(Dataset rows about figures)
━━━━━━━━━━━━━━━━
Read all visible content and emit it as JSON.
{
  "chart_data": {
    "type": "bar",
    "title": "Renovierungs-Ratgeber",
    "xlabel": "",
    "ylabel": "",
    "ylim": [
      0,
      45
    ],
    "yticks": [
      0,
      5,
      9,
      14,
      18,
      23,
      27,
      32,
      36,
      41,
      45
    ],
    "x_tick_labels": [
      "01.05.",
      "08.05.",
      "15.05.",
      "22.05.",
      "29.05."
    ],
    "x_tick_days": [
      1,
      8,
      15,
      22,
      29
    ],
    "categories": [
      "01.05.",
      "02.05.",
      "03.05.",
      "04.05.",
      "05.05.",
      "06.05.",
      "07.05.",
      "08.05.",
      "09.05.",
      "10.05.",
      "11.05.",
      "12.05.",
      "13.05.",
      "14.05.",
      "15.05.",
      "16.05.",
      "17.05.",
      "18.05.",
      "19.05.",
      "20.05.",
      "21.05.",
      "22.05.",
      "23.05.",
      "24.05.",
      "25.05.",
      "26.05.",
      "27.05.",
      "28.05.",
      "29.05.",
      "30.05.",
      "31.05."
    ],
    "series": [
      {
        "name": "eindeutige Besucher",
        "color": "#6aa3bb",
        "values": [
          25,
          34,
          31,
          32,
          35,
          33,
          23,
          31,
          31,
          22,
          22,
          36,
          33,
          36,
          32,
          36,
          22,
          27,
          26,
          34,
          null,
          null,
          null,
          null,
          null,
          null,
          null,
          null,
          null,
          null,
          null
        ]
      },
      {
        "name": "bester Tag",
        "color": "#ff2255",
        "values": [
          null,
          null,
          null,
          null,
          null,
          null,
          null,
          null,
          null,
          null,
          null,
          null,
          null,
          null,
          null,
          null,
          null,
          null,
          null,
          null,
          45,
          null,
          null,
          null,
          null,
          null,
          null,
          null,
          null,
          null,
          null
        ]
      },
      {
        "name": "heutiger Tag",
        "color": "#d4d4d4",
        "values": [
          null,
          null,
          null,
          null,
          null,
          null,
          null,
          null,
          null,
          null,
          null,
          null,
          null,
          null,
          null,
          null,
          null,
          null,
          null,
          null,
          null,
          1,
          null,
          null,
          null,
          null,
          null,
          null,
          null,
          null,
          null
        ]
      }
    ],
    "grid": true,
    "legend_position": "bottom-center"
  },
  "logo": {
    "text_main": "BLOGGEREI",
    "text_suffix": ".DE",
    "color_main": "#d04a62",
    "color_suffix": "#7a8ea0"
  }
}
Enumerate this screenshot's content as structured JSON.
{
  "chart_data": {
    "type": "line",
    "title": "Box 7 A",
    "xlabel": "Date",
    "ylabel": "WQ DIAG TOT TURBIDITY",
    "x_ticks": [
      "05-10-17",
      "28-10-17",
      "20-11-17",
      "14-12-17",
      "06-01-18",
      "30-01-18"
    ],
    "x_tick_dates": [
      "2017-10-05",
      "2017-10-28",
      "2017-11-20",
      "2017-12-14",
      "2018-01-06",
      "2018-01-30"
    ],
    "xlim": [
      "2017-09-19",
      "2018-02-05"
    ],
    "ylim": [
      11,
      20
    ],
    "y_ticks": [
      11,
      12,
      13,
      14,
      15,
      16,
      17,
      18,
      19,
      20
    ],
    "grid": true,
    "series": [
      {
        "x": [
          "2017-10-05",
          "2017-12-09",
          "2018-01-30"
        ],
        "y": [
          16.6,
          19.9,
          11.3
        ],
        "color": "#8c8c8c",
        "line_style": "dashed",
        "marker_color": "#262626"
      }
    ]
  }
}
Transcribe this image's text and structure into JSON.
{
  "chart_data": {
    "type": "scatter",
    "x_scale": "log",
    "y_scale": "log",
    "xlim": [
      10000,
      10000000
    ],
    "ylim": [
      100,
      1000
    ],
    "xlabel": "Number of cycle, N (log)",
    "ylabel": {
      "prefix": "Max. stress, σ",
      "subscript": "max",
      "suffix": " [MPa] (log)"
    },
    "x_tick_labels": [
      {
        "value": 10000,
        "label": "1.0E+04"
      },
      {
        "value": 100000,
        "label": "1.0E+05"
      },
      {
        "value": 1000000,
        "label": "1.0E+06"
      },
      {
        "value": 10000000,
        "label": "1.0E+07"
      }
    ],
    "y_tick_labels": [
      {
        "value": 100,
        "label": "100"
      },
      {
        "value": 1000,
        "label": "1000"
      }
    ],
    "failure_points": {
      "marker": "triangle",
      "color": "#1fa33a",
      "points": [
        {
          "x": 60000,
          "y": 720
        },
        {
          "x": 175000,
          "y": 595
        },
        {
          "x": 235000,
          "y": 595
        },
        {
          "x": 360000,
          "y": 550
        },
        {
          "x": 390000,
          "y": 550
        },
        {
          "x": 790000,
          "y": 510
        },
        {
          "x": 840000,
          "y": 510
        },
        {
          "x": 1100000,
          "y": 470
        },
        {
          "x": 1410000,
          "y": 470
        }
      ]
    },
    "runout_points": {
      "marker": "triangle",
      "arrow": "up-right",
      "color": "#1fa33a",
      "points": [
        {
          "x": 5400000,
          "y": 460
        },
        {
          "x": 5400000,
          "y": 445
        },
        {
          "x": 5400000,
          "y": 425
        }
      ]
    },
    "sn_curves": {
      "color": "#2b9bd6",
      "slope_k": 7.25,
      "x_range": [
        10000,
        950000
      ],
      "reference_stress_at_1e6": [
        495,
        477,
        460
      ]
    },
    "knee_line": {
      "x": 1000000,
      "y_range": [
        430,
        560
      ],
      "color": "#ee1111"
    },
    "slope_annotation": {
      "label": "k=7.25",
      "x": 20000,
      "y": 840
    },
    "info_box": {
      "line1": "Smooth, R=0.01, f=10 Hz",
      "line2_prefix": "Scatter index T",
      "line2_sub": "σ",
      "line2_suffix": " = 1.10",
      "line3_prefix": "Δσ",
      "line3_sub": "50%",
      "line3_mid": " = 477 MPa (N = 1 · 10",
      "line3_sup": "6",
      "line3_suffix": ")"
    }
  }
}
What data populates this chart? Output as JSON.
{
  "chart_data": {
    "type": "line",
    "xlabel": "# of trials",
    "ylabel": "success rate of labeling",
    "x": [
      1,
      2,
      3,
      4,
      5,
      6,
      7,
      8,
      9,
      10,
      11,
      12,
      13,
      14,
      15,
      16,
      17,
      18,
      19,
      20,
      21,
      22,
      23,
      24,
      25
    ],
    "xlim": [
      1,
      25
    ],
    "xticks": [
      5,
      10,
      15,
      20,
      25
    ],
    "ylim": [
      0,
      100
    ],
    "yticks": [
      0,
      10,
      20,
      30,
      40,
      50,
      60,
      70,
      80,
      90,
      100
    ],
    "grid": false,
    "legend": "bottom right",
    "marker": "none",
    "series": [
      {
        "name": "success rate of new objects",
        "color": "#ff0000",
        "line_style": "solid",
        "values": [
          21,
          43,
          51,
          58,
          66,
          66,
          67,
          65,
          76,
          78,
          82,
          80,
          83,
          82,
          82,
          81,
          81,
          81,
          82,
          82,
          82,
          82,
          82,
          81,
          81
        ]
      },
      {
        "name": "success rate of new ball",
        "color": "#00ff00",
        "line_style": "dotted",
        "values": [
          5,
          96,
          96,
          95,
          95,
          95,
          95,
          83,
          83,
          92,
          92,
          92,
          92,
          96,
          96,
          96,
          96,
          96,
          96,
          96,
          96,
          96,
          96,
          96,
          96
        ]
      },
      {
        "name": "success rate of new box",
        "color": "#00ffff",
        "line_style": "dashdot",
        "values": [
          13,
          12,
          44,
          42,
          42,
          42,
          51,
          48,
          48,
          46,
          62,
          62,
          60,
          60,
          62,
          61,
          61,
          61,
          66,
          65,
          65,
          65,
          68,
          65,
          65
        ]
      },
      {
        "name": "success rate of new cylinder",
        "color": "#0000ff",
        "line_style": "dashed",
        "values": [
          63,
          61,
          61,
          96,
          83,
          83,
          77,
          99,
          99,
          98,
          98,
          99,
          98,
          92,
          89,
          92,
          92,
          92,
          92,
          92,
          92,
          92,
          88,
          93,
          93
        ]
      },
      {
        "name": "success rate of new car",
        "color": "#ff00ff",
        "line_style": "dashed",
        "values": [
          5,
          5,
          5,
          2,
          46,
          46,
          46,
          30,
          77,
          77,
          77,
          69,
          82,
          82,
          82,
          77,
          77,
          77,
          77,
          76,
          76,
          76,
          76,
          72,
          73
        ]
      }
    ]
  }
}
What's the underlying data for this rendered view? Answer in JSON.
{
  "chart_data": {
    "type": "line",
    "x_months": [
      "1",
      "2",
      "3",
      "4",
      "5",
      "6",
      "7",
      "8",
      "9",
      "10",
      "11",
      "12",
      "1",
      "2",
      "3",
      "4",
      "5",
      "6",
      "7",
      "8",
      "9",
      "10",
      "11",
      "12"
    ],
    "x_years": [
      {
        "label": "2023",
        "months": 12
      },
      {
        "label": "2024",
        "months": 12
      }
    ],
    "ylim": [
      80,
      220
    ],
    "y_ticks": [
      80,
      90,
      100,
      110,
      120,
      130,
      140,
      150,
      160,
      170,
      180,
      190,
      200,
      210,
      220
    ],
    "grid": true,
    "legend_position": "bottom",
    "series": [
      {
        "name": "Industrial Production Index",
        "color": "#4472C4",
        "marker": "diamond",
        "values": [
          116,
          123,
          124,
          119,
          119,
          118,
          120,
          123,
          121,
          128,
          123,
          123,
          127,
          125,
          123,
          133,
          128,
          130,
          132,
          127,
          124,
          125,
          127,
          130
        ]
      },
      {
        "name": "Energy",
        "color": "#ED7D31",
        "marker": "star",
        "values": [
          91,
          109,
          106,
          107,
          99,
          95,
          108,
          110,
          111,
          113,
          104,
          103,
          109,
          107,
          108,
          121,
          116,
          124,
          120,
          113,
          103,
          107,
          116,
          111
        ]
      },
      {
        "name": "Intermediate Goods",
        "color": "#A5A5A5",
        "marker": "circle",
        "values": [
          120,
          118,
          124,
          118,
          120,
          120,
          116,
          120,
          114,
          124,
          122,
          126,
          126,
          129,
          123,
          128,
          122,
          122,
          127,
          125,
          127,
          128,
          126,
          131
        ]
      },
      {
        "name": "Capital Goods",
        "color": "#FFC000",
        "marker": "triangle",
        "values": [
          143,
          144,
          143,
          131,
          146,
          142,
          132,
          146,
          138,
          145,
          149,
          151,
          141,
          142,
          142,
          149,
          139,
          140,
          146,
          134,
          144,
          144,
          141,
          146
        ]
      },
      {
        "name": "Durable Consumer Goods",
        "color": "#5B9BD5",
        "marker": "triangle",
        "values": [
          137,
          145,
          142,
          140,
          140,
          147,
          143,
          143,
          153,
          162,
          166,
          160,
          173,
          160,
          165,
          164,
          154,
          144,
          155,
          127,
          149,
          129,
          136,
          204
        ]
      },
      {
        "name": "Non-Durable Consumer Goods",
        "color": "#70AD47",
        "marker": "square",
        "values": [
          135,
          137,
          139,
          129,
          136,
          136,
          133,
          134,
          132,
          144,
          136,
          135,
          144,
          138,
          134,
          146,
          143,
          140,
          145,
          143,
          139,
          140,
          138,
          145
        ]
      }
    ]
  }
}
━━━━━━━━━━━━━━━━
Pull out each line of the records holding the string "bottom".

** SOLUTION **
    "legend_position": "bottom-center"
    "legend": "bottom right",
    "legend_position": "bottom",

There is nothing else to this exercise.